- _Given task_
Copy every line in which the string "חגורת" occurs.

* START Material for the task *

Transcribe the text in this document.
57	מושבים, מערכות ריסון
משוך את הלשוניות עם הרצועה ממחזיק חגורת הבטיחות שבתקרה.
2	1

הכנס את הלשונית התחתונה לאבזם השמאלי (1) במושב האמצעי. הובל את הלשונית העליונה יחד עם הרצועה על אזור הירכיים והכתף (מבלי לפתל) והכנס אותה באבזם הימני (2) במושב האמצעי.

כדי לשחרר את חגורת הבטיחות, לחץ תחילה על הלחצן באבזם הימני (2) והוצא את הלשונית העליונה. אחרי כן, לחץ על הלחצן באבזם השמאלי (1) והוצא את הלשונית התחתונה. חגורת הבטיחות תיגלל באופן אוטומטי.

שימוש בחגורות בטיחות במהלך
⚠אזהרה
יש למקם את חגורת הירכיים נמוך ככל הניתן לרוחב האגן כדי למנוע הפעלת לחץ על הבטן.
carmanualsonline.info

* END Material for the task *

- _Solution for this task_
משוך את הלשוניות עם הרצועה ממחזיק חגורת הבטיחות שבתקרה.
כדי לשחרר את חגורת הבטיחות, לחץ תחילה על הלחצן באבזם הימני (2) והוצא את הלשונית העליונה. אחרי כן, לחץ על הלחצן באבזם השמאלי (1) והוצא את הלשונית התחתונה. חגורת הבטיחות תיגלל באופן אוטומטי.
יש למקם את חגורת הירכיים נמוך ככל הניתן לרוחב האגן כדי למנוע הפעלת לחץ על הבטן.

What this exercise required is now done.